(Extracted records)
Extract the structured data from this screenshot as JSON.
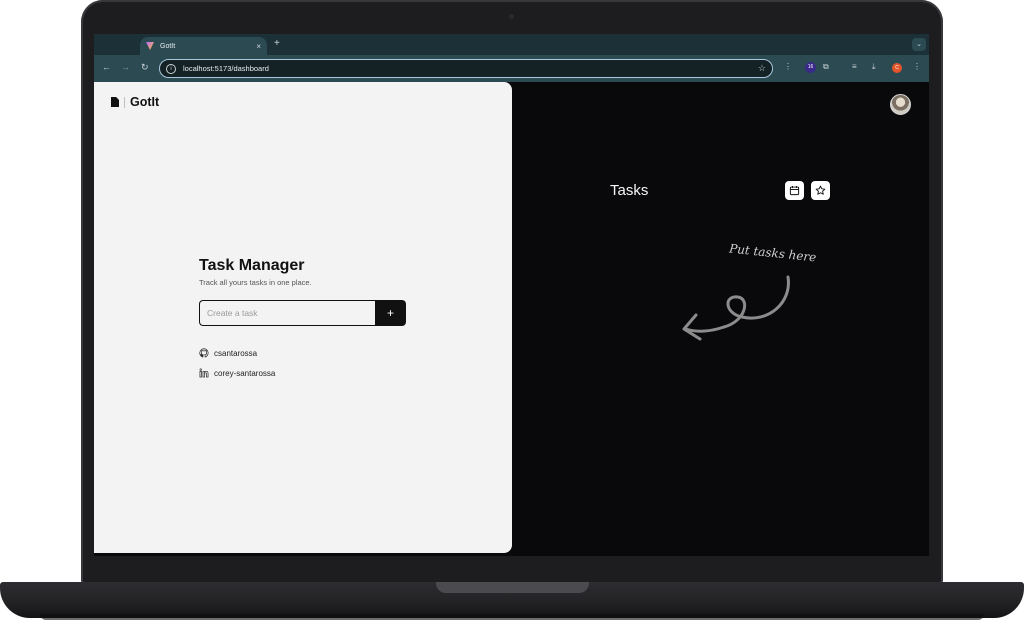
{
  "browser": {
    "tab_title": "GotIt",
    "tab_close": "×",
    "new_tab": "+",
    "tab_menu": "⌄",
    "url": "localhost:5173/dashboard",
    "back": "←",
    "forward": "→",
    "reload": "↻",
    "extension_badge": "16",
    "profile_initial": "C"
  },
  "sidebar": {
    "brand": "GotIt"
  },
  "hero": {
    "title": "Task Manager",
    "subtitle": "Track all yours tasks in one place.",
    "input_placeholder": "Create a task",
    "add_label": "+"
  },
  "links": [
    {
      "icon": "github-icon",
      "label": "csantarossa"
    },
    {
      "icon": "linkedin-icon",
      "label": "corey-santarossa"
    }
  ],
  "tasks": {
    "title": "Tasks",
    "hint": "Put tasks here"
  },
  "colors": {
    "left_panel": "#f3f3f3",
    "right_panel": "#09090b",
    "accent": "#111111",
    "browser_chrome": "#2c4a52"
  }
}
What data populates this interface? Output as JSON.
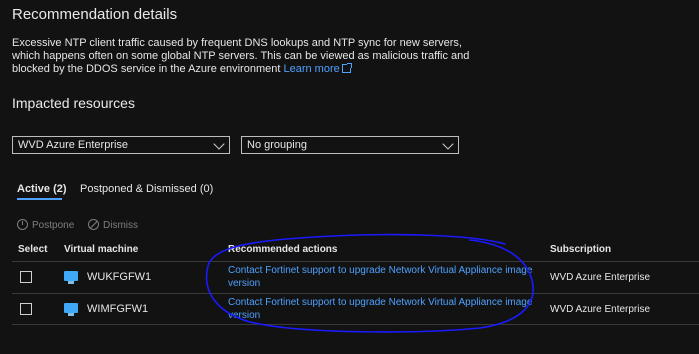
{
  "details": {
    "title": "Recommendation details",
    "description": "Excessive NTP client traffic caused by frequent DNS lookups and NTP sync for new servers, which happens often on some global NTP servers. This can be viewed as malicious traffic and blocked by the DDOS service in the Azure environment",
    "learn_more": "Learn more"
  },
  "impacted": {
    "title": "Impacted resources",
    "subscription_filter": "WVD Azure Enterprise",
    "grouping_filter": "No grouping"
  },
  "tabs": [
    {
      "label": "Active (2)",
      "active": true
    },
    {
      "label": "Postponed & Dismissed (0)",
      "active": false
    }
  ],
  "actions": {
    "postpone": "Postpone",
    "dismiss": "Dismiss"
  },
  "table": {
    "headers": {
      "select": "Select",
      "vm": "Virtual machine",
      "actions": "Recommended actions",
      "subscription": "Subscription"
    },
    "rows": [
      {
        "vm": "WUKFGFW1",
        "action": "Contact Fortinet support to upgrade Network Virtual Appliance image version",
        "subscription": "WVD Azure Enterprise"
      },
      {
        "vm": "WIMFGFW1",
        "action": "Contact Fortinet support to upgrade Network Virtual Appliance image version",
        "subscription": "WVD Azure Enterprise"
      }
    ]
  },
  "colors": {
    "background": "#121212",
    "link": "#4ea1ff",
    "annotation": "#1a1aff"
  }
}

== Exercise brief ==
Copy out all the records exactly, excluding pictures.

== The output ==
Extract the structured data from this screenshot as JSON.
{
  "browser": {
    "tab_title": "GotIt",
    "tab_close": "×",
    "new_tab": "+",
    "tab_menu": "⌄",
    "url": "localhost:5173/dashboard",
    "back": "←",
    "forward": "→",
    "reload": "↻",
    "extension_badge": "16",
    "profile_initial": "C"
  },
  "sidebar": {
    "brand": "GotIt"
  },
  "hero": {
    "title": "Task Manager",
    "subtitle": "Track all yours tasks in one place.",
    "input_placeholder": "Create a task",
    "add_label": "+"
  },
  "links": [
    {
      "icon": "github-icon",
      "label": "csantarossa"
    },
    {
      "icon": "linkedin-icon",
      "label": "corey-santarossa"
    }
  ],
  "tasks": {
    "title": "Tasks",
    "hint": "Put tasks here"
  },
  "colors": {
    "left_panel": "#f3f3f3",
    "right_panel": "#09090b",
    "accent": "#111111",
    "browser_chrome": "#2c4a52"
  }
}
What data populates this interface? Output as JSON.
{
  "details": {
    "title": "Recommendation details",
    "description": "Excessive NTP client traffic caused by frequent DNS lookups and NTP sync for new servers, which happens often on some global NTP servers. This can be viewed as malicious traffic and blocked by the DDOS service in the Azure environment",
    "learn_more": "Learn more"
  },
  "impacted": {
    "title": "Impacted resources",
    "subscription_filter": "WVD Azure Enterprise",
    "grouping_filter": "No grouping"
  },
  "tabs": [
    {
      "label": "Active (2)",
      "active": true
    },
    {
      "label": "Postponed & Dismissed (0)",
      "active": false
    }
  ],
  "actions": {
    "postpone": "Postpone",
    "dismiss": "Dismiss"
  },
  "table": {
    "headers": {
      "select": "Select",
      "vm": "Virtual machine",
      "actions": "Recommended actions",
      "subscription": "Subscription"
    },
    "rows": [
      {
        "vm": "WUKFGFW1",
        "action": "Contact Fortinet support to upgrade Network Virtual Appliance image version",
        "subscription": "WVD Azure Enterprise"
      },
      {
        "vm": "WIMFGFW1",
        "action": "Contact Fortinet support to upgrade Network Virtual Appliance image version",
        "subscription": "WVD Azure Enterprise"
      }
    ]
  },
  "colors": {
    "background": "#121212",
    "link": "#4ea1ff",
    "annotation": "#1a1aff"
  }
}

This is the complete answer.